Print out the entries below with no edits.

※

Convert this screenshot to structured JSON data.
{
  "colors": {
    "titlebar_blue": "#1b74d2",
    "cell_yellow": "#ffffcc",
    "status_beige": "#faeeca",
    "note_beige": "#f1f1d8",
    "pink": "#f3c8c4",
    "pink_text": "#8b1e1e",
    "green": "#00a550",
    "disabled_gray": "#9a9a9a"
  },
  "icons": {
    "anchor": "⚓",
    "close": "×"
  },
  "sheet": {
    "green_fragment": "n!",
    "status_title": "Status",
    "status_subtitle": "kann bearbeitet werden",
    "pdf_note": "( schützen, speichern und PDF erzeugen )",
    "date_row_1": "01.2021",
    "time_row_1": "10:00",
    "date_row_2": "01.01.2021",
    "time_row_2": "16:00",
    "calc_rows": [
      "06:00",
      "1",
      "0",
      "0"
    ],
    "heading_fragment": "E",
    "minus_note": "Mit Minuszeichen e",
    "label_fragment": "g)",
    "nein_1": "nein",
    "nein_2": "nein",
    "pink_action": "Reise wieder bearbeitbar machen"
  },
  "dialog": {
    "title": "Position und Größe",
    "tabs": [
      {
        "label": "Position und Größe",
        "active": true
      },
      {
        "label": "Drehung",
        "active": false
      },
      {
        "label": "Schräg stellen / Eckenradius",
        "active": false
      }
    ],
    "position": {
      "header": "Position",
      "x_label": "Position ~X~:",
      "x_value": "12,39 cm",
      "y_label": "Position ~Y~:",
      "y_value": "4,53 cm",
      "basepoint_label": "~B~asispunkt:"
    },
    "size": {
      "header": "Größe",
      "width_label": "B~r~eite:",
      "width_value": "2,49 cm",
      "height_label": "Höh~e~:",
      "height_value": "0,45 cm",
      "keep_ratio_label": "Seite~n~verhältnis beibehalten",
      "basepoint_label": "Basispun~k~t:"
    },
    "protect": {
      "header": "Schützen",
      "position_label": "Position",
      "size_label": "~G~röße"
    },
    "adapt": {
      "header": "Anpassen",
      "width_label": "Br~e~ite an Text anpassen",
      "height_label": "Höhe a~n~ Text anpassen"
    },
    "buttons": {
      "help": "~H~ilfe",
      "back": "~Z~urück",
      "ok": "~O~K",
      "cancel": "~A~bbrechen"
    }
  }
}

※

*TASK SOLUTION*.
Convert this screenshot to structured JSON data.
{
  "colors": {
    "titlebar_blue": "#1b74d2",
    "cell_yellow": "#ffffcc",
    "status_beige": "#faeeca",
    "note_beige": "#f1f1d8",
    "pink": "#f3c8c4",
    "pink_text": "#8b1e1e",
    "green": "#00a550",
    "disabled_gray": "#9a9a9a"
  },
  "icons": {
    "anchor": "⚓",
    "close": "×"
  },
  "sheet": {
    "green_fragment": "n!",
    "status_title": "Status",
    "status_subtitle": "kann bearbeitet werden",
    "pdf_note": "( schützen, speichern und PDF erzeugen )",
    "date_row_1": "01.2021",
    "time_row_1": "10:00",
    "date_row_2": "01.01.2021",
    "time_row_2": "16:00",
    "calc_rows": [
      "06:00",
      "1",
      "0",
      "0"
    ],
    "heading_fragment": "E",
    "minus_note": "Mit Minuszeichen e",
    "label_fragment": "g)",
    "nein_1": "nein",
    "nein_2": "nein",
    "pink_action": "Reise wieder bearbeitbar machen"
  },
  "dialog": {
    "title": "Position und Größe",
    "tabs": [
      {
        "label": "Position und Größe",
        "active": true
      },
      {
        "label": "Drehung",
        "active": false
      },
      {
        "label": "Schräg stellen / Eckenradius",
        "active": false
      }
    ],
    "position": {
      "header": "Position",
      "x_label": "Position ~X~:",
      "x_value": "12,39 cm",
      "y_label": "Position ~Y~:",
      "y_value": "4,53 cm",
      "basepoint_label": "~B~asispunkt:"
    },
    "size": {
      "header": "Größe",
      "width_label": "B~r~eite:",
      "width_value": "2,49 cm",
      "height_label": "Höh~e~:",
      "height_value": "0,45 cm",
      "keep_ratio_label": "Seite~n~verhältnis beibehalten",
      "basepoint_label": "Basispun~k~t:"
    },
    "protect": {
      "header": "Schützen",
      "position_label": "Position",
      "size_label": "~G~röße"
    },
    "adapt": {
      "header": "Anpassen",
      "width_label": "Br~e~ite an Text anpassen",
      "height_label": "Höhe a~n~ Text anpassen"
    },
    "buttons": {
      "help": "~H~ilfe",
      "back": "~Z~urück",
      "ok": "~O~K",
      "cancel": "~A~bbrechen"
    }
  }
}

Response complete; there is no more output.